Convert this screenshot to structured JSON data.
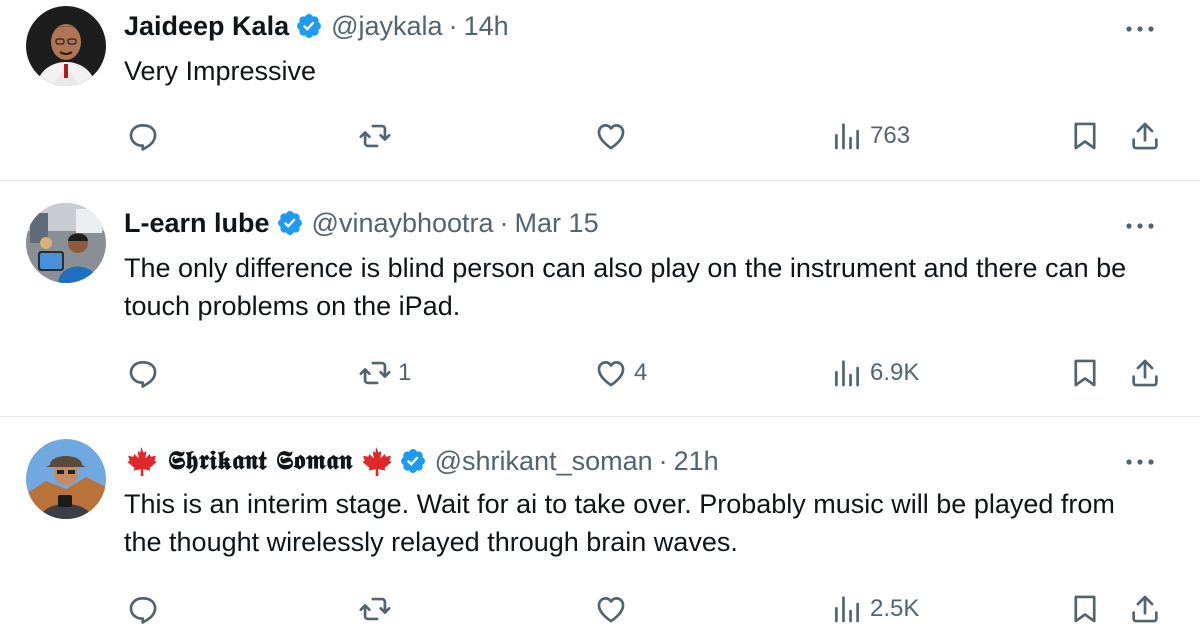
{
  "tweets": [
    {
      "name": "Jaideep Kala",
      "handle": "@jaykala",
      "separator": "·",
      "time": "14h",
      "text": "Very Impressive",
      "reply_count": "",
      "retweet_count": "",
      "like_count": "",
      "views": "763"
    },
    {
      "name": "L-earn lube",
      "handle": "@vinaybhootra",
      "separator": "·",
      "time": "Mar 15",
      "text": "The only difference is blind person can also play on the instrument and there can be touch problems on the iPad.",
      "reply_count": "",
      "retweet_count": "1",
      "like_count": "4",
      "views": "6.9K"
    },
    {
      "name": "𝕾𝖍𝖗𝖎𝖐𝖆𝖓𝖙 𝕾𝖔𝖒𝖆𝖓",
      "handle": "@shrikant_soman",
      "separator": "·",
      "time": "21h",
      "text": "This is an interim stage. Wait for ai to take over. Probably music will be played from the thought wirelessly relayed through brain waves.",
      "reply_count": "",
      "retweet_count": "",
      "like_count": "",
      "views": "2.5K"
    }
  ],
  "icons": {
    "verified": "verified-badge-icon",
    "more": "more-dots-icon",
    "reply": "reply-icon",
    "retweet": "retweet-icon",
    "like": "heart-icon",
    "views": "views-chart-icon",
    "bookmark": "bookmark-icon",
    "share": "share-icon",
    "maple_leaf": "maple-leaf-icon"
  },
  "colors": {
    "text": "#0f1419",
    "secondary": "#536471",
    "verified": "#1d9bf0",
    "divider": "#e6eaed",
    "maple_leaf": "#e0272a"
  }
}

#### EXERCISE TASK
Without the pictures, transcribe the listing above exactly.

#### ANSWER IN FULL
Convert this screenshot to structured JSON data.
{
  "tweets": [
    {
      "name": "Jaideep Kala",
      "handle": "@jaykala",
      "separator": "·",
      "time": "14h",
      "text": "Very Impressive",
      "reply_count": "",
      "retweet_count": "",
      "like_count": "",
      "views": "763"
    },
    {
      "name": "L-earn lube",
      "handle": "@vinaybhootra",
      "separator": "·",
      "time": "Mar 15",
      "text": "The only difference is blind person can also play on the instrument and there can be touch problems on the iPad.",
      "reply_count": "",
      "retweet_count": "1",
      "like_count": "4",
      "views": "6.9K"
    },
    {
      "name": "𝕾𝖍𝖗𝖎𝖐𝖆𝖓𝖙 𝕾𝖔𝖒𝖆𝖓",
      "handle": "@shrikant_soman",
      "separator": "·",
      "time": "21h",
      "text": "This is an interim stage. Wait for ai to take over. Probably music will be played from the thought wirelessly relayed through brain waves.",
      "reply_count": "",
      "retweet_count": "",
      "like_count": "",
      "views": "2.5K"
    }
  ],
  "icons": {
    "verified": "verified-badge-icon",
    "more": "more-dots-icon",
    "reply": "reply-icon",
    "retweet": "retweet-icon",
    "like": "heart-icon",
    "views": "views-chart-icon",
    "bookmark": "bookmark-icon",
    "share": "share-icon",
    "maple_leaf": "maple-leaf-icon"
  },
  "colors": {
    "text": "#0f1419",
    "secondary": "#536471",
    "verified": "#1d9bf0",
    "divider": "#e6eaed",
    "maple_leaf": "#e0272a"
  }
}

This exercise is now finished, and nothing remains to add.